• **Problem requirements**: Gather all lines in the data that hold the string "JSON".

Data excerpts:
━━━━
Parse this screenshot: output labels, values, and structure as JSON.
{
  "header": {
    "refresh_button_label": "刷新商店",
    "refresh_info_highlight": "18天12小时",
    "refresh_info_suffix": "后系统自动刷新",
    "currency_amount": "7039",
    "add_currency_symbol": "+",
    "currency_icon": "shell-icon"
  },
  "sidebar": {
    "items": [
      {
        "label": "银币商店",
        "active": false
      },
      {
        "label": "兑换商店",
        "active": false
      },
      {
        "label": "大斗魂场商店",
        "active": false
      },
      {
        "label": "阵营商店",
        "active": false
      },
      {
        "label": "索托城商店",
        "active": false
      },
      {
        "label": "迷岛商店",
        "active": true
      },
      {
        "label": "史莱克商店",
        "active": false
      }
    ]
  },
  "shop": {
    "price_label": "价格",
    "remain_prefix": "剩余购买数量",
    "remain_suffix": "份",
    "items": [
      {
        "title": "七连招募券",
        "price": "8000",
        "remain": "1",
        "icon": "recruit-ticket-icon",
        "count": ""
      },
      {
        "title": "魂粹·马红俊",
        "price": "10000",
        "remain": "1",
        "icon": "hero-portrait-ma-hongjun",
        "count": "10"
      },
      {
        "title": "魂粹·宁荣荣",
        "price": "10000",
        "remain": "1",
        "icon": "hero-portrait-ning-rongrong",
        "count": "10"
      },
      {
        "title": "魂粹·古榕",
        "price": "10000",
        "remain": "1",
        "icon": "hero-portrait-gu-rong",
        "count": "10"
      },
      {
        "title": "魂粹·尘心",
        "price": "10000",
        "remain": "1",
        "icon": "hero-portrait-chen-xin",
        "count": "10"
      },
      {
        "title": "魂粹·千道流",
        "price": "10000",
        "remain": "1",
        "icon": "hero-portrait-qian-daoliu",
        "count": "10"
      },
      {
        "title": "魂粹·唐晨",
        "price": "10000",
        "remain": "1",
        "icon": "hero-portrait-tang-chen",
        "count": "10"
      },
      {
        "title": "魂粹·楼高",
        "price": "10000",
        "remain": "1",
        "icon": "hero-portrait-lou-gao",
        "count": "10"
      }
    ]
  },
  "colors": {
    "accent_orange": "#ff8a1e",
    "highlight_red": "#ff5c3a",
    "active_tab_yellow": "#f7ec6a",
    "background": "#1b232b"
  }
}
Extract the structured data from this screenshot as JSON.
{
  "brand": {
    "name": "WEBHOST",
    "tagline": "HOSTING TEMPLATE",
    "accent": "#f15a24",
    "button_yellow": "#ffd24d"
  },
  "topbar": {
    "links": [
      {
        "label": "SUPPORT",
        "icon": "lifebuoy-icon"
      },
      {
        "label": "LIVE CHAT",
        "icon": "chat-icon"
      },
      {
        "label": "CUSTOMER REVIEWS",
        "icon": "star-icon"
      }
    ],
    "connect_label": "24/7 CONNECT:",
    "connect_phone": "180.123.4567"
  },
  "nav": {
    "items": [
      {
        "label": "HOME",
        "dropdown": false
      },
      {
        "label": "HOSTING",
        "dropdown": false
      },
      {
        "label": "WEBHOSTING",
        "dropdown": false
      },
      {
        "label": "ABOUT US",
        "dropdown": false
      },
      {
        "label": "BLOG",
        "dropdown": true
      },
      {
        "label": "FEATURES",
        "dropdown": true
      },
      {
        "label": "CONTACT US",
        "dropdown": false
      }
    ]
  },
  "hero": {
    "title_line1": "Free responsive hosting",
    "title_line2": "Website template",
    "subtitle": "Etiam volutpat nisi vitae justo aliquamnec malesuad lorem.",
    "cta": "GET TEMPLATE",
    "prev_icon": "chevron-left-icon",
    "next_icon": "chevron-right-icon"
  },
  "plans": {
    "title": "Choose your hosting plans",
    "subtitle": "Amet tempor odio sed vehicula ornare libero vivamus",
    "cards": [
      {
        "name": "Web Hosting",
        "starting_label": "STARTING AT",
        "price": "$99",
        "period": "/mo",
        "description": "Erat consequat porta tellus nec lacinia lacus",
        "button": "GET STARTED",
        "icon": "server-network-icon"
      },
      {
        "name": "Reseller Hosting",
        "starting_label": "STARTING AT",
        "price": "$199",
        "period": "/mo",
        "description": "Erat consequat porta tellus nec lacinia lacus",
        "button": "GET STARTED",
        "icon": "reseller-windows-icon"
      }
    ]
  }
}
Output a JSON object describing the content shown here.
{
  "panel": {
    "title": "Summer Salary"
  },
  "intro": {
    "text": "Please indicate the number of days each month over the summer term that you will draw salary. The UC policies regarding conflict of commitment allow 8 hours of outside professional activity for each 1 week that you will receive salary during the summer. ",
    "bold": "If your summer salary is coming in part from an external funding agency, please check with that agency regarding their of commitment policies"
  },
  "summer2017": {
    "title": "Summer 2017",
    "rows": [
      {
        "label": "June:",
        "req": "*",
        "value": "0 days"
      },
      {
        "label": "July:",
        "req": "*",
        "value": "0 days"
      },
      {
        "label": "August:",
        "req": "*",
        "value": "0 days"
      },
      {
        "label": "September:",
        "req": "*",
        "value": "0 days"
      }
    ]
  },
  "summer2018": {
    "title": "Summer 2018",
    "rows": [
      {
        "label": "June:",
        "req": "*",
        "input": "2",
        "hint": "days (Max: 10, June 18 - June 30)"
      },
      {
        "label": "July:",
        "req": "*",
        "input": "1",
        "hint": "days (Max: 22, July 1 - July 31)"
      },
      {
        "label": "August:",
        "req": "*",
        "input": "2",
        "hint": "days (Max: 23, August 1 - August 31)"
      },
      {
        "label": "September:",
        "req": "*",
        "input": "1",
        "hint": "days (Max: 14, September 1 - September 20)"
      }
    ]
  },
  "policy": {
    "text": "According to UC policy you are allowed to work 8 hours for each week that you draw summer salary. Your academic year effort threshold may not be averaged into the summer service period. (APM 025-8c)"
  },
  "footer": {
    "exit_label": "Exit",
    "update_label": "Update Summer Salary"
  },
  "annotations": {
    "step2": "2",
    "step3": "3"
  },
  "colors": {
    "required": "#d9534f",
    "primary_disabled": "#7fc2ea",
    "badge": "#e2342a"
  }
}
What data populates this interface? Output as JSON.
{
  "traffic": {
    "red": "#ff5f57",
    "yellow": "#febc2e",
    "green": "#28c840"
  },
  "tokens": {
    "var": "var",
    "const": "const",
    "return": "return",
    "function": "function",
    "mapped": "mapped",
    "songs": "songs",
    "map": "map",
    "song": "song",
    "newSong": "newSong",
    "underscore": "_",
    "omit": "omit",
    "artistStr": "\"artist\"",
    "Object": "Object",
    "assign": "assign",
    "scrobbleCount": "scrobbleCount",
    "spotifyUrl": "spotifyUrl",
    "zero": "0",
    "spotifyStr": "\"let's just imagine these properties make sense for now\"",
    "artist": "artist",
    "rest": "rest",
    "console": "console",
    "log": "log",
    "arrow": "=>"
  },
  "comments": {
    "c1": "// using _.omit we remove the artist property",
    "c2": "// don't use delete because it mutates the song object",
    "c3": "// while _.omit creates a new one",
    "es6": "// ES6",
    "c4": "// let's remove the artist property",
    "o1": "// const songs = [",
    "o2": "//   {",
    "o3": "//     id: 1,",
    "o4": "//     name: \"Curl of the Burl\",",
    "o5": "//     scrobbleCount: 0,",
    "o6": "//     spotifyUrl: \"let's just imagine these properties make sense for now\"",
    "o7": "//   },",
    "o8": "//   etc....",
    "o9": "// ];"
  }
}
━━━━
• **Correct answer**:
Parse this screenshot: output labels, values, and structure as JSON.
Extract the structured data from this screenshot as JSON.
Output a JSON object describing the content shown here.
What data populates this interface? Output as JSON.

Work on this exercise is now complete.